### Job
Print every entry, word for word, and skip the images.

Saved entries:
§ §
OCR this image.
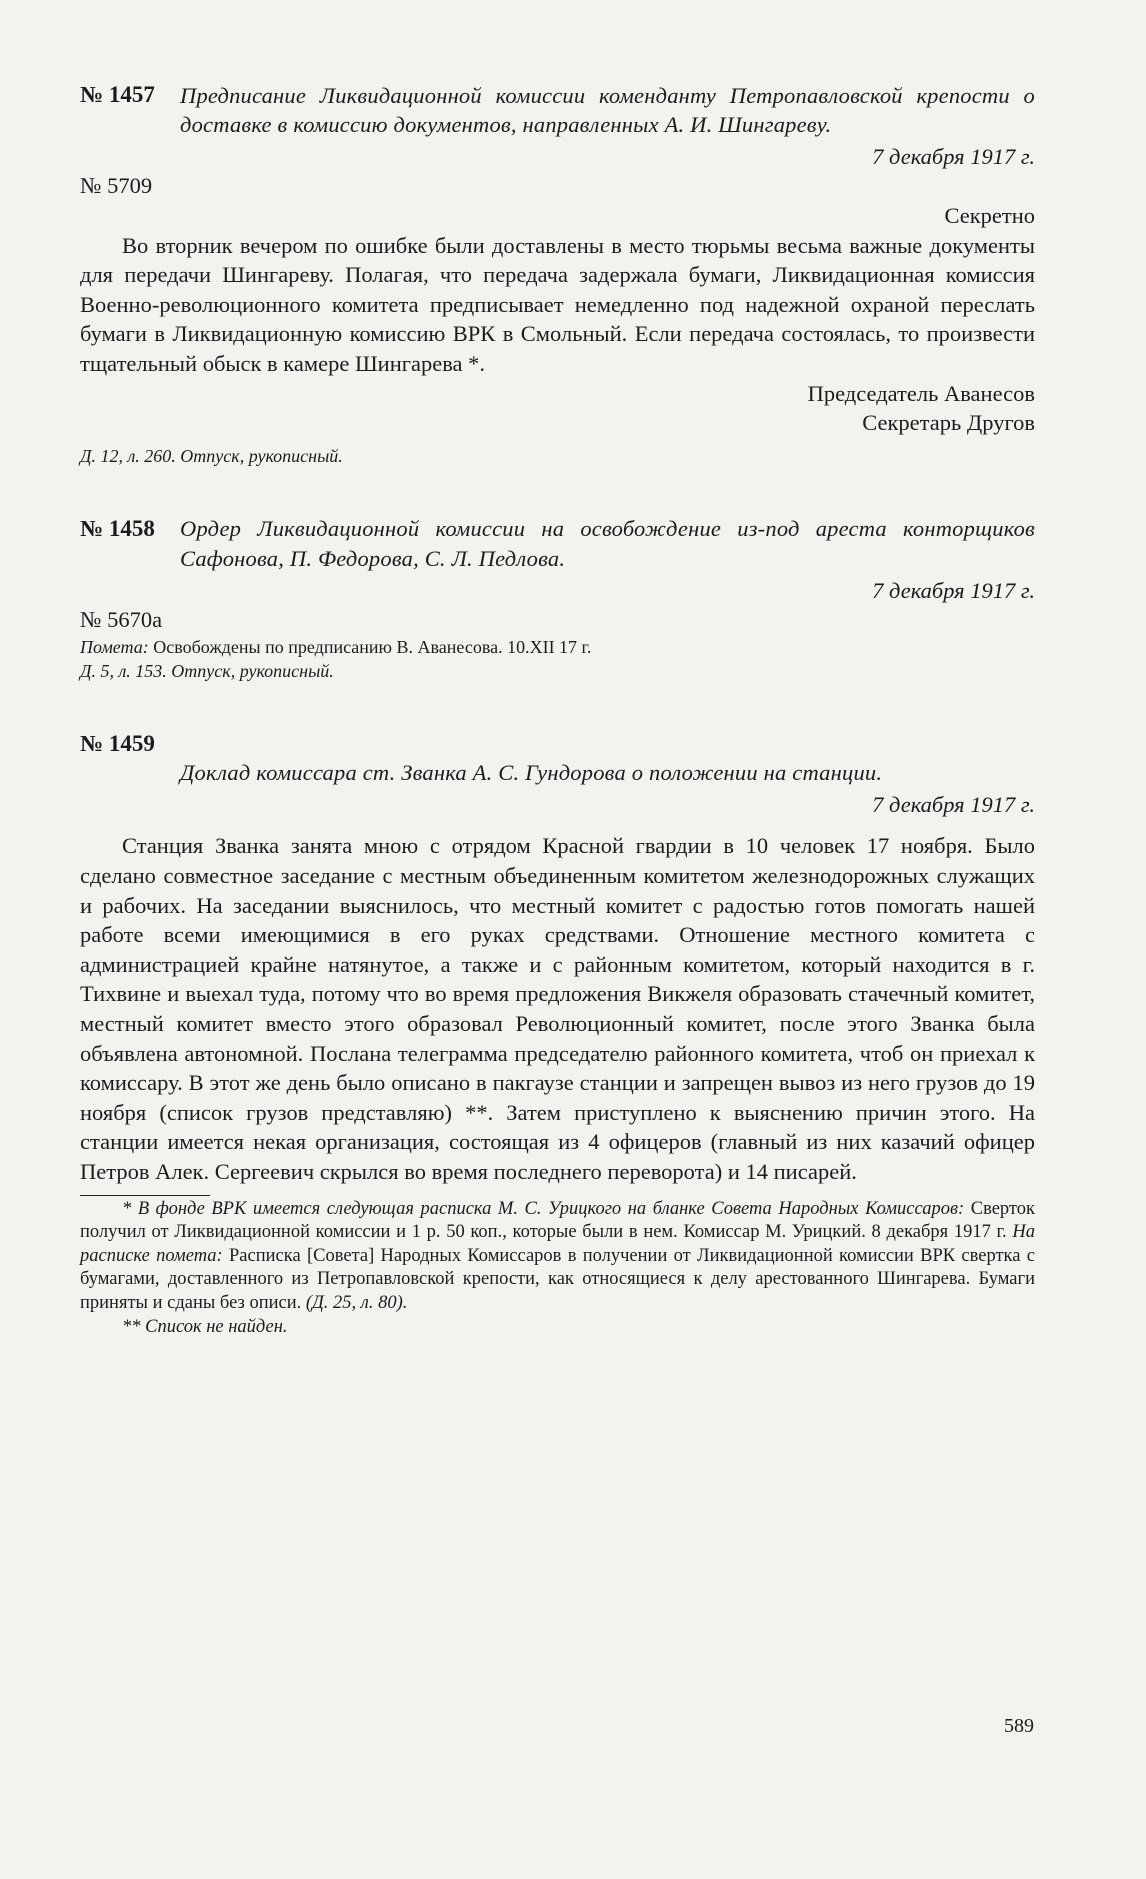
№ 1457	Предписание Ликвидационной комиссии коменданту Петропавловской крепости о доставке в комиссию документов, направленных А. И. Шингареву.

7 декабря 1917 г.

№ 5709

Секретно

Во вторник вечером по ошибке были доставлены в место тюрьмы весьма важные документы для передачи Шингареву. Полагая, что передача задержала бумаги, Ликвидационная комиссия Военно-революционного комитета предписывает немедленно под надежной охраной переслать бумаги в Ликвидационную комиссию ВРК в Смольный. Если передача состоялась, то произвести тщательный обыск в камере Шингарева *.

Председатель Аванесов

Секретарь Другов

Д. 12, л. 260. Отпуск, рукописный.

№ 1458	Ордер Ликвидационной комиссии на освобождение из-под ареста конторщиков Сафонова, П. Федорова, С. Л. Педлова.

7 декабря 1917 г.

№ 5670а

Помета: Освобождены по предписанию В. Аванесова. 10.XII 17 г.

Д. 5, л. 153. Отпуск, рукописный.

№ 1459

Доклад комиссара ст. Званка А. С. Гундорова о положении на станции.

7 декабря 1917 г.

Станция Званка занята мною с отрядом Красной гвардии в 10 человек 17 ноября. Было сделано совместное заседание с местным объединенным комитетом железнодорожных служащих и рабочих. На заседании выяснилось, что местный комитет с радостью готов помогать нашей работе всеми имеющимися в его руках средствами. Отношение местного комитета с администрацией крайне натянутое, а также и с районным комитетом, который находится в г. Тихвине и выехал туда, потому что во время предложения Викжеля образовать стачечный комитет, местный комитет вместо этого образовал Революционный комитет, после этого Званка была объявлена автономной. Послана телеграмма председателю районного комитета, чтоб он приехал к комиссару. В этот же день было описано в пакгаузе станции и запрещен вывоз из него грузов до 19 ноября (список грузов представляю) **. Затем приступлено к выяснению причин этого. На станции имеется некая организация, состоящая из 4 офицеров (главный из них казачий офицер Петров Алек. Сергеевич скрылся во время последнего переворота) и 14 писарей.

* В фонде ВРК имеется следующая расписка М. С. Урицкого на бланке Совета Народных Комиссаров: Сверток получил от Ликвидационной комиссии и 1 р. 50 коп., которые были в нем. Комиссар М. Урицкий. 8 декабря 1917 г. На расписке помета: Расписка [Совета] Народных Комиссаров в получении от Ликвидационной комиссии ВРК свертка с бумагами, доставленного из Петропавловской крепости, как относящиеся к делу арестованного Шингарева. Бумаги приняты и сданы без описи. (Д. 25, л. 80).

** Список не найден.

589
§ §
### The completed task
OCR this image.
№ 1457	Предписание Ликвидационной комиссии коменданту Петропавловской крепости о доставке в комиссию документов, направленных А. И. Шингареву.

7 декабря 1917 г.

№ 5709

Секретно

Во вторник вечером по ошибке были доставлены в место тюрьмы весьма важные документы для передачи Шингареву. Полагая, что передача задержала бумаги, Ликвидационная комиссия Военно-революционного комитета предписывает немедленно под надежной охраной переслать бумаги в Ликвидационную комиссию ВРК в Смольный. Если передача состоялась, то произвести тщательный обыск в камере Шингарева *.

Председатель Аванесов

Секретарь Другов

Д. 12, л. 260. Отпуск, рукописный.

№ 1458	Ордер Ликвидационной комиссии на освобождение из-под ареста конторщиков Сафонова, П. Федорова, С. Л. Педлова.

7 декабря 1917 г.

№ 5670а

Помета: Освобождены по предписанию В. Аванесова. 10.XII 17 г.

Д. 5, л. 153. Отпуск, рукописный.

№ 1459

Доклад комиссара ст. Званка А. С. Гундорова о положении на станции.

7 декабря 1917 г.

Станция Званка занята мною с отрядом Красной гвардии в 10 человек 17 ноября. Было сделано совместное заседание с местным объединенным комитетом железнодорожных служащих и рабочих. На заседании выяснилось, что местный комитет с радостью готов помогать нашей работе всеми имеющимися в его руках средствами. Отношение местного комитета с администрацией крайне натянутое, а также и с районным комитетом, который находится в г. Тихвине и выехал туда, потому что во время предложения Викжеля образовать стачечный комитет, местный комитет вместо этого образовал Революционный комитет, после этого Званка была объявлена автономной. Послана телеграмма председателю районного комитета, чтоб он приехал к комиссару. В этот же день было описано в пакгаузе станции и запрещен вывоз из него грузов до 19 ноября (список грузов представляю) **. Затем приступлено к выяснению причин этого. На станции имеется некая организация, состоящая из 4 офицеров (главный из них казачий офицер Петров Алек. Сергеевич скрылся во время последнего переворота) и 14 писарей.

* В фонде ВРК имеется следующая расписка М. С. Урицкого на бланке Совета Народных Комиссаров: Сверток получил от Ликвидационной комиссии и 1 р. 50 коп., которые были в нем. Комиссар М. Урицкий. 8 декабря 1917 г. На расписке помета: Расписка [Совета] Народных Комиссаров в получении от Ликвидационной комиссии ВРК свертка с бумагами, доставленного из Петропавловской крепости, как относящиеся к делу арестованного Шингарева. Бумаги приняты и сданы без описи. (Д. 25, л. 80).

** Список не найден.

589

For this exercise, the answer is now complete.